[Data entries]
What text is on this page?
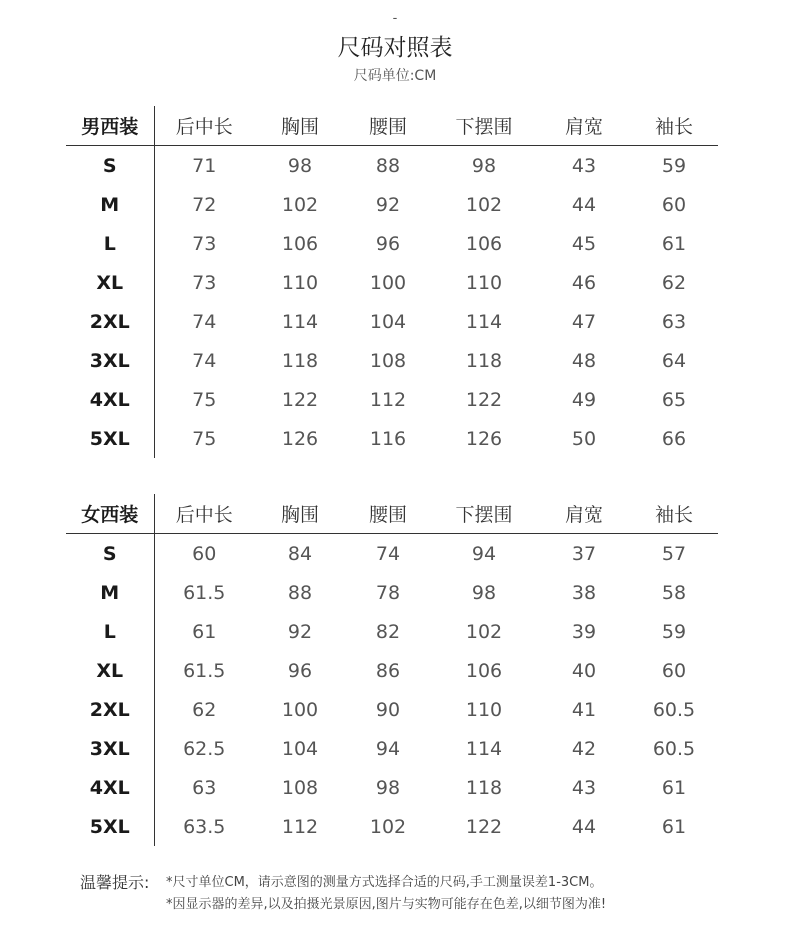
-
尺码对照表
尺码单位:CM
男西装	后中长	胸围	腰围	下摆围	肩宽	袖长
S	71	98	88	98	43	59
M	72	102	92	102	44	60
L	73	106	96	106	45	61
XL	73	110	100	110	46	62
2XL	74	114	104	114	47	63
3XL	74	118	108	118	48	64
4XL	75	122	112	122	49	65
5XL	75	126	116	126	50	66
女西装	后中长	胸围	腰围	下摆围	肩宽	袖长
S	60	84	74	94	37	57
M	61.5	88	78	98	38	58
L	61	92	82	102	39	59
XL	61.5	96	86	106	40	60
2XL	62	100	90	110	41	60.5
3XL	62.5	104	94	114	42	60.5
4XL	63	108	98	118	43	61
5XL	63.5	112	102	122	44	61
温馨提示: *尺寸单位CM，请示意图的测量方式选择合适的尺码,手工测量误差1-3CM。
*因显示器的差异,以及拍摄光景原因,图片与实物可能存在色差,以细节图为准!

#### WRITTEN INSTRUCTION
Quote the full listing above word for word; exclude every picture from the copy.

#### CORRECT ANSWER
What text is on this page?
-
尺码对照表
尺码单位:CM
男西装	后中长	胸围	腰围	下摆围	肩宽	袖长
S	71	98	88	98	43	59
M	72	102	92	102	44	60
L	73	106	96	106	45	61
XL	73	110	100	110	46	62
2XL	74	114	104	114	47	63
3XL	74	118	108	118	48	64
4XL	75	122	112	122	49	65
5XL	75	126	116	126	50	66
女西装	后中长	胸围	腰围	下摆围	肩宽	袖长
S	60	84	74	94	37	57
M	61.5	88	78	98	38	58
L	61	92	82	102	39	59
XL	61.5	96	86	106	40	60
2XL	62	100	90	110	41	60.5
3XL	62.5	104	94	114	42	60.5
4XL	63	108	98	118	43	61
5XL	63.5	112	102	122	44	61
温馨提示: *尺寸单位CM，请示意图的测量方式选择合适的尺码,手工测量误差1-3CM。
*因显示器的差异,以及拍摄光景原因,图片与实物可能存在色差,以细节图为准!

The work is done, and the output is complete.